▶ **Data supplied**

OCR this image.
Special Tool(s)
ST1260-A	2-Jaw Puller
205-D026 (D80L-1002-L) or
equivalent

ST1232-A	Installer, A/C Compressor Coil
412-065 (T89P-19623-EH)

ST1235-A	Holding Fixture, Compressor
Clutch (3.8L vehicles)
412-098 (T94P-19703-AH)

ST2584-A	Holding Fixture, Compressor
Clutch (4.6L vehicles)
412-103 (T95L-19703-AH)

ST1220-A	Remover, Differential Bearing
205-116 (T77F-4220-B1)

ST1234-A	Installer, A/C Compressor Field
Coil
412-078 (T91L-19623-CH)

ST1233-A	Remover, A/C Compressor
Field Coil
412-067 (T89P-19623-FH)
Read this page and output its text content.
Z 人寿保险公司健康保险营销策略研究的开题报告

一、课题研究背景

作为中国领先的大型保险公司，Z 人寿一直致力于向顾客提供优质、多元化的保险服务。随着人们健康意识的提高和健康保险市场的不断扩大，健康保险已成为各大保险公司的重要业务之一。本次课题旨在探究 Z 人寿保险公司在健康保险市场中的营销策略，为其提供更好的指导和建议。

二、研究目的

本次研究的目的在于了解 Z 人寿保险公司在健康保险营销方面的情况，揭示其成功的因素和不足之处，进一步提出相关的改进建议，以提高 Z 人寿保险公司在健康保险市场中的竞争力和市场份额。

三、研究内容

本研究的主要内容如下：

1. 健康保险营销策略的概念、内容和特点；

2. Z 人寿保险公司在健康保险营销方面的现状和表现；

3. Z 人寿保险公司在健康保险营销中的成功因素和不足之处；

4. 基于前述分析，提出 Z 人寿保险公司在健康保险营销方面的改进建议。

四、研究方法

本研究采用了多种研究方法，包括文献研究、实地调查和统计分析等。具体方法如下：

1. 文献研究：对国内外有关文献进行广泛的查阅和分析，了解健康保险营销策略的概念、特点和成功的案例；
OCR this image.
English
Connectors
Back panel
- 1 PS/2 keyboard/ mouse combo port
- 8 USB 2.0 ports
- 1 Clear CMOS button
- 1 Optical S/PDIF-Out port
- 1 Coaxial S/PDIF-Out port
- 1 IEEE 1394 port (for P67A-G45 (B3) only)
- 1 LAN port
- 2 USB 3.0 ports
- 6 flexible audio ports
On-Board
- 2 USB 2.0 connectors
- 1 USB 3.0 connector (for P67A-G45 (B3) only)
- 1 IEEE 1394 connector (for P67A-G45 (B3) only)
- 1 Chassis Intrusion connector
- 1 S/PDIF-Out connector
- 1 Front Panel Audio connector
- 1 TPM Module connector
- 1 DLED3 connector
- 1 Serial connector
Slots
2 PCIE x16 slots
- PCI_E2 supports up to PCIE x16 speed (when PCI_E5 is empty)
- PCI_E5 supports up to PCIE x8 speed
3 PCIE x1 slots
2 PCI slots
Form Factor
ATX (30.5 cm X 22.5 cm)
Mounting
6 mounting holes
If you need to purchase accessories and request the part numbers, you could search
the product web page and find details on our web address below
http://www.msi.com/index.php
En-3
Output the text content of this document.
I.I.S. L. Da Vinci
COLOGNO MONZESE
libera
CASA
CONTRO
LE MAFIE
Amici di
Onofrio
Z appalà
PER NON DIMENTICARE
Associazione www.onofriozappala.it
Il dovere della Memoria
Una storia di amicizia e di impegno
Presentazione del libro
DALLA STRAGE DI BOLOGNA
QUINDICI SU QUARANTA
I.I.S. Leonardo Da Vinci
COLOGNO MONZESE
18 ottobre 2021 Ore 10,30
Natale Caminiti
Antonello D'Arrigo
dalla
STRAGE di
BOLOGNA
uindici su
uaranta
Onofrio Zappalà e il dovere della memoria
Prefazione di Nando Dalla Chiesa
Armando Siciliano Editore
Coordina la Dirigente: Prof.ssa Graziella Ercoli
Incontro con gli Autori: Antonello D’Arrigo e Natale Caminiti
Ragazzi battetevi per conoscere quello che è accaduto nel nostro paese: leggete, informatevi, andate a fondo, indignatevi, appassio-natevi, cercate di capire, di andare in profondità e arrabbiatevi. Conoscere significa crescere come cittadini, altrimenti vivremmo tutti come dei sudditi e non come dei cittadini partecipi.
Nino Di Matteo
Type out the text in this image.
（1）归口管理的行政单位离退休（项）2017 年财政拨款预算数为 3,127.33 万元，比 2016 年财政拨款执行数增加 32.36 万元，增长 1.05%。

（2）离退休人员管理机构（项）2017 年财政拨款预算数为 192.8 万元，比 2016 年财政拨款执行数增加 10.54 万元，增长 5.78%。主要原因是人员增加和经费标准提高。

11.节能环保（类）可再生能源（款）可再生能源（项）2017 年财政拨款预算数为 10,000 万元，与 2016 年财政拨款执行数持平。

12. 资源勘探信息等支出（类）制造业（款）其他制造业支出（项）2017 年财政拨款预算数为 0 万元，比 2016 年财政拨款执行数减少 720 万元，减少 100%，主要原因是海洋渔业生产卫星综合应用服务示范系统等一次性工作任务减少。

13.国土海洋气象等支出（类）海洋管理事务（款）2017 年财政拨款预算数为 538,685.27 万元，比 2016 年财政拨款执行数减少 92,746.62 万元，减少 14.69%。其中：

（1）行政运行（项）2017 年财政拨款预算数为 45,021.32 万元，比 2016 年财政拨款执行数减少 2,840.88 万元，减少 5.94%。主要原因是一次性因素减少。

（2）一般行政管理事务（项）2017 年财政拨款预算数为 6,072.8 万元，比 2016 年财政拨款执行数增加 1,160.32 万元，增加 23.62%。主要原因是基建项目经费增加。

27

▶ **Brief**
Which lines hold the word "年财政拨款执行数增加"? Copy each of them from the records.

▶ **Task response**
（1）归口管理的行政单位离退休（项）2017 年财政拨款预算数为 3,127.33 万元，比 2016 年财政拨款执行数增加 32.36 万元，增长 1.05%。
（2）离退休人员管理机构（项）2017 年财政拨款预算数为 192.8 万元，比 2016 年财政拨款执行数增加 10.54 万元，增长 5.78%。主要原因是人员增加和经费标准提高。
（2）一般行政管理事务（项）2017 年财政拨款预算数为 6,072.8 万元，比 2016 年财政拨款执行数增加 1,160.32 万元，增加 23.62%。主要原因是基建项目经费增加。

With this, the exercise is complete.